Stated goal:
Collect all the lines that mention the word "nous".

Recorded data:

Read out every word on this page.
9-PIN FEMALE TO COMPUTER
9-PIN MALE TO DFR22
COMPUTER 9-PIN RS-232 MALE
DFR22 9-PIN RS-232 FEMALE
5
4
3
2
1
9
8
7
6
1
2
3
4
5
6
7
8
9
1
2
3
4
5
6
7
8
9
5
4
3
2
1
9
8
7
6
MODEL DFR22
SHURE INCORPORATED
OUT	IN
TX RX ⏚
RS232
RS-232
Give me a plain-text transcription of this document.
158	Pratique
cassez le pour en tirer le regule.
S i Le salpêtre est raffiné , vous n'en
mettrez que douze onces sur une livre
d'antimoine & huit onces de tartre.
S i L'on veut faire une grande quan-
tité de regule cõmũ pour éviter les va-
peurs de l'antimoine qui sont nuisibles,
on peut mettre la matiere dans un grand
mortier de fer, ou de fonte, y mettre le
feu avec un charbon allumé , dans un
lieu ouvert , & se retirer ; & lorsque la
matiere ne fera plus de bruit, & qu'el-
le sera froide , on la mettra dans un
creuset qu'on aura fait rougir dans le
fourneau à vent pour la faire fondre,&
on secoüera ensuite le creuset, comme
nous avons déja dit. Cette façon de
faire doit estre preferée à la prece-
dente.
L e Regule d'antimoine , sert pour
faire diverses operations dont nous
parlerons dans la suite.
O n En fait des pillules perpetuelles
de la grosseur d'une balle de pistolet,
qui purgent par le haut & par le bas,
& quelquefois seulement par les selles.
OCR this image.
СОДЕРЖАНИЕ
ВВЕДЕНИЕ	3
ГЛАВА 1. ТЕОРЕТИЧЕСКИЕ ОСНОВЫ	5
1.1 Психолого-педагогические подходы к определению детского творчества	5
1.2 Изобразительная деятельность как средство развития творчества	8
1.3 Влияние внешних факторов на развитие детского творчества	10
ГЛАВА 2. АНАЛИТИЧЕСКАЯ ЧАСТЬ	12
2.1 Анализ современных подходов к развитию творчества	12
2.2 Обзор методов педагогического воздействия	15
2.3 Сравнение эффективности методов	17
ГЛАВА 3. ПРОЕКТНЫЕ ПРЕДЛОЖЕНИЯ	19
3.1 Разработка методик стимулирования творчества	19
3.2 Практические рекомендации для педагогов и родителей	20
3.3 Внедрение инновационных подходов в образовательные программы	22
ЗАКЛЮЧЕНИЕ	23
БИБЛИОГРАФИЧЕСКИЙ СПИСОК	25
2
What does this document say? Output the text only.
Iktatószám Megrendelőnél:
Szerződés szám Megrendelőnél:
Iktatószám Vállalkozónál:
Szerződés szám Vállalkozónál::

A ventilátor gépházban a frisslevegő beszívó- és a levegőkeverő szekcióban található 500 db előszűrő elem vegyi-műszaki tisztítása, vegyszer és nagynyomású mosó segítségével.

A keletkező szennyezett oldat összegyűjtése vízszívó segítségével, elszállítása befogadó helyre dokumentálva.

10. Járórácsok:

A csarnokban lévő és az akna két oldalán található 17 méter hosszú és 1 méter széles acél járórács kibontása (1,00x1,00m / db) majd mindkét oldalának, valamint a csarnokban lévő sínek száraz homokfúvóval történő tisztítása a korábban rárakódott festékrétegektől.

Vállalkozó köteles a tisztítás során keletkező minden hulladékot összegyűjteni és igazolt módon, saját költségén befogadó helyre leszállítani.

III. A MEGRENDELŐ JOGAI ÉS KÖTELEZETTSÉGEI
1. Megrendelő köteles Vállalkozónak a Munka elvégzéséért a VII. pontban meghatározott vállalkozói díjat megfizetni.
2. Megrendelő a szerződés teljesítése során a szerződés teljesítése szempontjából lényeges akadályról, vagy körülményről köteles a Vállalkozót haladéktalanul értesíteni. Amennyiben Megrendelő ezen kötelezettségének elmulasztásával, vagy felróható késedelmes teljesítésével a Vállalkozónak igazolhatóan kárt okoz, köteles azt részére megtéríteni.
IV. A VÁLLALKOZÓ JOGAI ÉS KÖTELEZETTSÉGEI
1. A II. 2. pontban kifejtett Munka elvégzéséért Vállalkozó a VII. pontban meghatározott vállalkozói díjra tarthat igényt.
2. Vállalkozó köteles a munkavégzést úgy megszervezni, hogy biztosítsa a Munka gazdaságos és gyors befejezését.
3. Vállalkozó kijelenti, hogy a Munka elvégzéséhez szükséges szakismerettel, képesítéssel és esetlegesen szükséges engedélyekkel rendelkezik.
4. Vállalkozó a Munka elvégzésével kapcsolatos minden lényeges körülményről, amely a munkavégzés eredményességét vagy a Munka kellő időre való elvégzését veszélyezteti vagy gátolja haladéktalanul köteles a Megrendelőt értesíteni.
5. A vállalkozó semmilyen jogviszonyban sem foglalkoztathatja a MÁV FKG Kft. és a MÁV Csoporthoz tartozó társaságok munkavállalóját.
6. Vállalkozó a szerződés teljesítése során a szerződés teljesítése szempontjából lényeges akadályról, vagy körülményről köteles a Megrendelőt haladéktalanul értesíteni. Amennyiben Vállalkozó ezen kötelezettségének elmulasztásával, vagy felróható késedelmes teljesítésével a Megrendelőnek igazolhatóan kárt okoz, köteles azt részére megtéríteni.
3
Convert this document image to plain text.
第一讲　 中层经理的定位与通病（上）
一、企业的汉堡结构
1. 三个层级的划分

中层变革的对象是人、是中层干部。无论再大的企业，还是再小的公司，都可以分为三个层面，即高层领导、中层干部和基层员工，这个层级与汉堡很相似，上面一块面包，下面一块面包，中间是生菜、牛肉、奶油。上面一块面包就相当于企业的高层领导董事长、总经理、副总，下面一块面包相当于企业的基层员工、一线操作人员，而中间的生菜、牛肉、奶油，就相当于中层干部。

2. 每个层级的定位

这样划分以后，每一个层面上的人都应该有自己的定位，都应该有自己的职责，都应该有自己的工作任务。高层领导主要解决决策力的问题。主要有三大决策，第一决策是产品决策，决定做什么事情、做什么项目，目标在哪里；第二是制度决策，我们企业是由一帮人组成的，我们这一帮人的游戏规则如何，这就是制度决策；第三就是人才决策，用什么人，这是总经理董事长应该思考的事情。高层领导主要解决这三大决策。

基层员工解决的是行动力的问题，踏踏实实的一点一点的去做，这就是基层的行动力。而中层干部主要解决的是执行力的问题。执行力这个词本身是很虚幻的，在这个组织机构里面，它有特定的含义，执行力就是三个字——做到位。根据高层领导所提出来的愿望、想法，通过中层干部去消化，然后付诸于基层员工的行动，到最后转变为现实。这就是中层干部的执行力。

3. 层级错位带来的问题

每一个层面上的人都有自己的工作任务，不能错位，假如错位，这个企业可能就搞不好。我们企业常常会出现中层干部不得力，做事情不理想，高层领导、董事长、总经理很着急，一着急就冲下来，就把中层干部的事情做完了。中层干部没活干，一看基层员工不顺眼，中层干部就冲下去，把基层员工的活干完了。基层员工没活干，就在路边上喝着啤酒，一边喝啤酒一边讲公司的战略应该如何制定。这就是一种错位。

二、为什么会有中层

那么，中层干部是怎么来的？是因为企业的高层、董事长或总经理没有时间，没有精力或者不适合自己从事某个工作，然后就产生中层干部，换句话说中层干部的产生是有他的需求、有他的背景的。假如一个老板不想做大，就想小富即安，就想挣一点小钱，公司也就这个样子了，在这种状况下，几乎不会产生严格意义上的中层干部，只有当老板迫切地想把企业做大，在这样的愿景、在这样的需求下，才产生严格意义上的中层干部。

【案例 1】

Full output:
nous avons déja dit. Cette façon de
faire diverses operations dont nous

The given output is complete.